TASK INSTRUCTIONS |
Report each line of the data that includes the word "structured".
### EXCERPTED RECORDS
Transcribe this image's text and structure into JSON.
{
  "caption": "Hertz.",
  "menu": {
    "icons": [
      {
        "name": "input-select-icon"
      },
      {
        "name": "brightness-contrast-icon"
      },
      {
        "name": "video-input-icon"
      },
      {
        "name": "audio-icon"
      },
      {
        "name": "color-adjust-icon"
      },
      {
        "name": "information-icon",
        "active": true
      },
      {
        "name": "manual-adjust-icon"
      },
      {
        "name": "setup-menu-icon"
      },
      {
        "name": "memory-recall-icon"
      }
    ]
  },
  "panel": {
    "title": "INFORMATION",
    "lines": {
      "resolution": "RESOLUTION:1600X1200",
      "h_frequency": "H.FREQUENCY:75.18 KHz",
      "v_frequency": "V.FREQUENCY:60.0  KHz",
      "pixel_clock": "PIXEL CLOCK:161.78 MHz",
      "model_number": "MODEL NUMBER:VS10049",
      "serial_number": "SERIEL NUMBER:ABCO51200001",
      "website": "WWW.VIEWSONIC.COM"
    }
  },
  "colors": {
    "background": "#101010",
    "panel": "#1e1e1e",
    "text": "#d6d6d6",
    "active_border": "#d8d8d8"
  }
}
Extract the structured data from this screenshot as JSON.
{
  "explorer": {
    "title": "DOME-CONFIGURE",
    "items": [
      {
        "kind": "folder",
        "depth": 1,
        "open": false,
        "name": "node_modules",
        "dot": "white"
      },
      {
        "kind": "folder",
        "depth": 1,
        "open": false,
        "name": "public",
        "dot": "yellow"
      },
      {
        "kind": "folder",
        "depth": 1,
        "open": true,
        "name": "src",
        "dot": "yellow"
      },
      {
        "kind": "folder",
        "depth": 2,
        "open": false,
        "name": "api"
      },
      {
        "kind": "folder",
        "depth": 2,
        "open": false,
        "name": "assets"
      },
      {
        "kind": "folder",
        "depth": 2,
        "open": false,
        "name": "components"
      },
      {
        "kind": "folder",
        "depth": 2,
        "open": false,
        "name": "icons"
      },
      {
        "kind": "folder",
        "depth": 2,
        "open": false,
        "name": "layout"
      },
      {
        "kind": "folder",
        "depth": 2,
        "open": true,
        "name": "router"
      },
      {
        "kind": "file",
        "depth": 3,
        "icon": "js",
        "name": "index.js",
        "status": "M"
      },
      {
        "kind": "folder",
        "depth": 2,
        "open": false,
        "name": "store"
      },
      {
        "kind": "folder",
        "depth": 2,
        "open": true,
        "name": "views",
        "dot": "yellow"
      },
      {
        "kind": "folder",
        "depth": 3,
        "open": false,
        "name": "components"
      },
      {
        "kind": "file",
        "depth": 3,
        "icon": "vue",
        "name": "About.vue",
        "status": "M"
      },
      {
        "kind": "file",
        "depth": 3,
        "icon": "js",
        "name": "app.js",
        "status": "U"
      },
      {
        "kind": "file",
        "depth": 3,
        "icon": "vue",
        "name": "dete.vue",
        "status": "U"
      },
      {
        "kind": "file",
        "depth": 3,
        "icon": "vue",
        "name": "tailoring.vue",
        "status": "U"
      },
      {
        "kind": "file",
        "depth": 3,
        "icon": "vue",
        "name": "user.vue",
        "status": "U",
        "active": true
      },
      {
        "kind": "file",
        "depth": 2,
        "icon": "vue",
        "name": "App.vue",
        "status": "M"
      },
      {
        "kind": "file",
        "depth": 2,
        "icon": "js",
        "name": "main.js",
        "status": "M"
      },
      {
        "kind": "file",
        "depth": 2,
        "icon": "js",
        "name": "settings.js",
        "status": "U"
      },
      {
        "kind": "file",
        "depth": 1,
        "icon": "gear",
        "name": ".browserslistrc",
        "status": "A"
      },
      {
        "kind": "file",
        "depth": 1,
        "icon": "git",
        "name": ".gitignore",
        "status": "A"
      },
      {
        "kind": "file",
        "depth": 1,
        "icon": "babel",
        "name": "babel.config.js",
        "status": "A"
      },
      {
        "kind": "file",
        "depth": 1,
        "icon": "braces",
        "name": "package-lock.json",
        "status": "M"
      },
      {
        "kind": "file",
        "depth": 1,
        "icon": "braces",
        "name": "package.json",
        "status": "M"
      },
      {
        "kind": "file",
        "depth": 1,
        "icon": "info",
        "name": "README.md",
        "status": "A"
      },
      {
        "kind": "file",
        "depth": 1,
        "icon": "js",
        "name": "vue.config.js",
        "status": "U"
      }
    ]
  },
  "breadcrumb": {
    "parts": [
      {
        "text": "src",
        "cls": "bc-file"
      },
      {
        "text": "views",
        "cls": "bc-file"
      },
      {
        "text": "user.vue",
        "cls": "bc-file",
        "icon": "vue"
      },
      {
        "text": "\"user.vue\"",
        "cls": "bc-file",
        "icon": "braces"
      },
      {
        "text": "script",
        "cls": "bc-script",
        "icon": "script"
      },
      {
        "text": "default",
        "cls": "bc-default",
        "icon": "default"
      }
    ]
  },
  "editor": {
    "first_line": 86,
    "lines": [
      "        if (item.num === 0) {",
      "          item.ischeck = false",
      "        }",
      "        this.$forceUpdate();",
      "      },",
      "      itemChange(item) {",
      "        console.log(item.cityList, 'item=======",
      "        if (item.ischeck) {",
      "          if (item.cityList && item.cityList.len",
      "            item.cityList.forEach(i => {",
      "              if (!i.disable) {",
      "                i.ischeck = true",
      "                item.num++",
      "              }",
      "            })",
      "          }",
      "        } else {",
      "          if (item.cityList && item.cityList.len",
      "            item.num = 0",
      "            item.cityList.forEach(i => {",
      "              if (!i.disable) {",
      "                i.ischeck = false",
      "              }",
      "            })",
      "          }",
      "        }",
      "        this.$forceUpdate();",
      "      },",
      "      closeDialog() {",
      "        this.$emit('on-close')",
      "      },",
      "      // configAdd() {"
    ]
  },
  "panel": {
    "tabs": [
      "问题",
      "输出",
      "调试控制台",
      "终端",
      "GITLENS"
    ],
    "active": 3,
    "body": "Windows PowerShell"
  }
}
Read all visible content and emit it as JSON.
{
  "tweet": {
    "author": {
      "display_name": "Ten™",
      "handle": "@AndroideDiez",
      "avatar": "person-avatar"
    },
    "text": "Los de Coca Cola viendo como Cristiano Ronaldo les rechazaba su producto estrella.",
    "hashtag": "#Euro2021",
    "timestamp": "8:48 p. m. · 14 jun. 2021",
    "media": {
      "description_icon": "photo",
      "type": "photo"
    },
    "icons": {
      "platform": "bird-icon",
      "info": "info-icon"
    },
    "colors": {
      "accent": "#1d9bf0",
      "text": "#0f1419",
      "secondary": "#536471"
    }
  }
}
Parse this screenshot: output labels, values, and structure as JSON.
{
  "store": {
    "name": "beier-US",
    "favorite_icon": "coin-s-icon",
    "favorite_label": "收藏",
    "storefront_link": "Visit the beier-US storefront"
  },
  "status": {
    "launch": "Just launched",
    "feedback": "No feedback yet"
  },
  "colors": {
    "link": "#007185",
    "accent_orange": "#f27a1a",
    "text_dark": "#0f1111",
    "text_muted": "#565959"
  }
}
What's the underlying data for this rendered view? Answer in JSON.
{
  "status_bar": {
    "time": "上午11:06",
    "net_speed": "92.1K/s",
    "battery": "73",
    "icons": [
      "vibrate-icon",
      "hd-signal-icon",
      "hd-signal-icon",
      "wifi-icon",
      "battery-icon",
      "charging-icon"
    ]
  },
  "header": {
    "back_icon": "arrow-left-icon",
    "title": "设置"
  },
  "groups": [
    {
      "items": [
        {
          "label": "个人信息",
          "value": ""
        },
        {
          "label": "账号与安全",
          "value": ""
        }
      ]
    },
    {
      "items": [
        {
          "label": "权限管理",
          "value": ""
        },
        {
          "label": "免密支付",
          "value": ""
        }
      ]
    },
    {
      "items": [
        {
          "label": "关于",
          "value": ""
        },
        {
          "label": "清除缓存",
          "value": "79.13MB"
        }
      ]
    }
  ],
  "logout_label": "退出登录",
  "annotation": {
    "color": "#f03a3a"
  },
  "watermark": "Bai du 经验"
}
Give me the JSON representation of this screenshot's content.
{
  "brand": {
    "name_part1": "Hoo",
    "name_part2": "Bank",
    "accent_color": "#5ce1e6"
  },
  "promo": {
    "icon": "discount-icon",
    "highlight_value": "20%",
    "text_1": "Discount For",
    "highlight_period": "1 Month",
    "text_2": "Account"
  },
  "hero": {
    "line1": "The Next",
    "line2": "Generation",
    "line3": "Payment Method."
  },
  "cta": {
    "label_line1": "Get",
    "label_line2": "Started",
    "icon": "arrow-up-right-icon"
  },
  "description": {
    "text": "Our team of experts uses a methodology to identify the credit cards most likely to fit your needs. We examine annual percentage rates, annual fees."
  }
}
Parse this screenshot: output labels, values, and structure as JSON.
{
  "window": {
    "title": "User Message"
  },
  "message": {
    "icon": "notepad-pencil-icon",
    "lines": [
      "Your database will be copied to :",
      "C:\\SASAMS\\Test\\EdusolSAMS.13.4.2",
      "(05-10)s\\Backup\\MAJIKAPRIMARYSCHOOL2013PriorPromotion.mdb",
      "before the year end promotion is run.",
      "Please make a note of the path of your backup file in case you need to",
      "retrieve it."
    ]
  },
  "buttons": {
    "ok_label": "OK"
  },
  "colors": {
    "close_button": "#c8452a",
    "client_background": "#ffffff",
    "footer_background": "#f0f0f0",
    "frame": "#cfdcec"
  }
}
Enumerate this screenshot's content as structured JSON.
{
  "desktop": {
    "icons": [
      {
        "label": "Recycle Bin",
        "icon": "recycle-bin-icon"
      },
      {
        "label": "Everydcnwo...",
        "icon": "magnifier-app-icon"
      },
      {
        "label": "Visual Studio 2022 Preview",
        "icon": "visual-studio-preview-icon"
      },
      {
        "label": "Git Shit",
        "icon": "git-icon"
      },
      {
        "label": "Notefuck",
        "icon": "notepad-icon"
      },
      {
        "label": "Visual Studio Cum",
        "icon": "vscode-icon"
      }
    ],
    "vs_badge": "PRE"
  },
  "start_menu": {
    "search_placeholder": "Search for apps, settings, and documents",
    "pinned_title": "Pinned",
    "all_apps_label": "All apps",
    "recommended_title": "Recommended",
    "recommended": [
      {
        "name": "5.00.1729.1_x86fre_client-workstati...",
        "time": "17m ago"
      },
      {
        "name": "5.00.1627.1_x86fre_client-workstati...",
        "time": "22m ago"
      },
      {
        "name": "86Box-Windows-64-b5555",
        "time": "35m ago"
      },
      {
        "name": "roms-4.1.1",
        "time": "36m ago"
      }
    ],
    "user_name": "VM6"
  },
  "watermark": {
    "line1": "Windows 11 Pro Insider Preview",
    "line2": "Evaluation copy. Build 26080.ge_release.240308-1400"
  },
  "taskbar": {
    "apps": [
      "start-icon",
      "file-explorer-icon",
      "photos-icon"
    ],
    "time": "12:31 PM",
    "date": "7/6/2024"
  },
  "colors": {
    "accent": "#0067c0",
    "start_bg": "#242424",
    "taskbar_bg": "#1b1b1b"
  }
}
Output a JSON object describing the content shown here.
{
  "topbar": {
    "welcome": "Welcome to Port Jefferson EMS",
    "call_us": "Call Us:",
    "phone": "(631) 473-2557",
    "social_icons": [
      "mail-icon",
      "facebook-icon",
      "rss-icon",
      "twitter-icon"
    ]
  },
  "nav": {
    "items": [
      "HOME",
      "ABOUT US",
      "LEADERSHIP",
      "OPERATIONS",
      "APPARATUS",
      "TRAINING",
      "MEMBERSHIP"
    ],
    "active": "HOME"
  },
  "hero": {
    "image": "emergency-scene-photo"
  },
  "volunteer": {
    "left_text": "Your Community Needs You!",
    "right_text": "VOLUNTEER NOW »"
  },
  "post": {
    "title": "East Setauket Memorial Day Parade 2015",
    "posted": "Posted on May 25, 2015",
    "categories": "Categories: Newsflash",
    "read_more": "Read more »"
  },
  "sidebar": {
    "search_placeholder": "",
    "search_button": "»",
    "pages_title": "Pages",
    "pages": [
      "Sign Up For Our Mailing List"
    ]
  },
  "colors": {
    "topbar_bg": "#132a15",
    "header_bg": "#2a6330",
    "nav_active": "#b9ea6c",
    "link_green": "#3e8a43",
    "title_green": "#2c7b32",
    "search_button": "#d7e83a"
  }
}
######
CORRECT ANSWER |
Extract the structured data from this screenshot as JSON.
Enumerate this screenshot's content as structured JSON.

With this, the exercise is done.